── EXTRACTED RECORDS

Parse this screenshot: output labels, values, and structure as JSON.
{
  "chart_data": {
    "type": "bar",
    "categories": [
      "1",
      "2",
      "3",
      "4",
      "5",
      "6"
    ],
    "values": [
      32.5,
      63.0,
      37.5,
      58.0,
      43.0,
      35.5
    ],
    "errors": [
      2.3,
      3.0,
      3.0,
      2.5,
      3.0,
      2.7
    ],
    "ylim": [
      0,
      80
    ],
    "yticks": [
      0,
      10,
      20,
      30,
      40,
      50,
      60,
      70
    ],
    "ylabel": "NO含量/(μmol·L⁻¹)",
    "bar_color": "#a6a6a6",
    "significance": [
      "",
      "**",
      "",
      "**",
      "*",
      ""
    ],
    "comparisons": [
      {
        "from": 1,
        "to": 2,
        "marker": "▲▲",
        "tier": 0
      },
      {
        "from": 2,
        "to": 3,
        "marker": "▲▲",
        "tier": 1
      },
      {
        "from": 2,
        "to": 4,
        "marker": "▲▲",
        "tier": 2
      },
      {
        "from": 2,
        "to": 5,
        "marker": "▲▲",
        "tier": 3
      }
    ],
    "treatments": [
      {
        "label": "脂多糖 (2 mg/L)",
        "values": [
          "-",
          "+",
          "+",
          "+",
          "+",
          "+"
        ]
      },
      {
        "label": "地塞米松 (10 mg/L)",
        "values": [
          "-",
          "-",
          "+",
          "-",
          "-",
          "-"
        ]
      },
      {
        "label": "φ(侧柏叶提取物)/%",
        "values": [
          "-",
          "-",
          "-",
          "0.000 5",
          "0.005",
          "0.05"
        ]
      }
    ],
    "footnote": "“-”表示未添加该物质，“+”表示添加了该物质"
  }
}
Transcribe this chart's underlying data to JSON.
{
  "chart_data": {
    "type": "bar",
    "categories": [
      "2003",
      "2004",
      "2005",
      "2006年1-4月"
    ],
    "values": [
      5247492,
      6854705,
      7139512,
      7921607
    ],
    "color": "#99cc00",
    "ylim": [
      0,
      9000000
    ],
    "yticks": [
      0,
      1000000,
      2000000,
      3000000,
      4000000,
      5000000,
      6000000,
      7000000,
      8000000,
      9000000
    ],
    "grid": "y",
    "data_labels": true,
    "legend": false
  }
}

────

THE EXERCISE
Restate the listing above word for word.

TASK OUTPUT
Parse this screenshot: output labels, values, and structure as JSON.
{
  "chart_data": {
    "type": "bar",
    "categories": [
      "1",
      "2",
      "3",
      "4",
      "5",
      "6"
    ],
    "values": [
      32.5,
      63.0,
      37.5,
      58.0,
      43.0,
      35.5
    ],
    "errors": [
      2.3,
      3.0,
      3.0,
      2.5,
      3.0,
      2.7
    ],
    "ylim": [
      0,
      80
    ],
    "yticks": [
      0,
      10,
      20,
      30,
      40,
      50,
      60,
      70
    ],
    "ylabel": "NO含量/(μmol·L⁻¹)",
    "bar_color": "#a6a6a6",
    "significance": [
      "",
      "**",
      "",
      "**",
      "*",
      ""
    ],
    "comparisons": [
      {
        "from": 1,
        "to": 2,
        "marker": "▲▲",
        "tier": 0
      },
      {
        "from": 2,
        "to": 3,
        "marker": "▲▲",
        "tier": 1
      },
      {
        "from": 2,
        "to": 4,
        "marker": "▲▲",
        "tier": 2
      },
      {
        "from": 2,
        "to": 5,
        "marker": "▲▲",
        "tier": 3
      }
    ],
    "treatments": [
      {
        "label": "脂多糖 (2 mg/L)",
        "values": [
          "-",
          "+",
          "+",
          "+",
          "+",
          "+"
        ]
      },
      {
        "label": "地塞米松 (10 mg/L)",
        "values": [
          "-",
          "-",
          "+",
          "-",
          "-",
          "-"
        ]
      },
      {
        "label": "φ(侧柏叶提取物)/%",
        "values": [
          "-",
          "-",
          "-",
          "0.000 5",
          "0.005",
          "0.05"
        ]
      }
    ],
    "footnote": "“-”表示未添加该物质，“+”表示添加了该物质"
  }
}
Transcribe this chart's underlying data to JSON.
{
  "chart_data": {
    "type": "bar",
    "categories": [
      "2003",
      "2004",
      "2005",
      "2006年1-4月"
    ],
    "values": [
      5247492,
      6854705,
      7139512,
      7921607
    ],
    "color": "#99cc00",
    "ylim": [
      0,
      9000000
    ],
    "yticks": [
      0,
      1000000,
      2000000,
      3000000,
      4000000,
      5000000,
      6000000,
      7000000,
      8000000,
      9000000
    ],
    "grid": "y",
    "data_labels": true,
    "legend": false
  }
}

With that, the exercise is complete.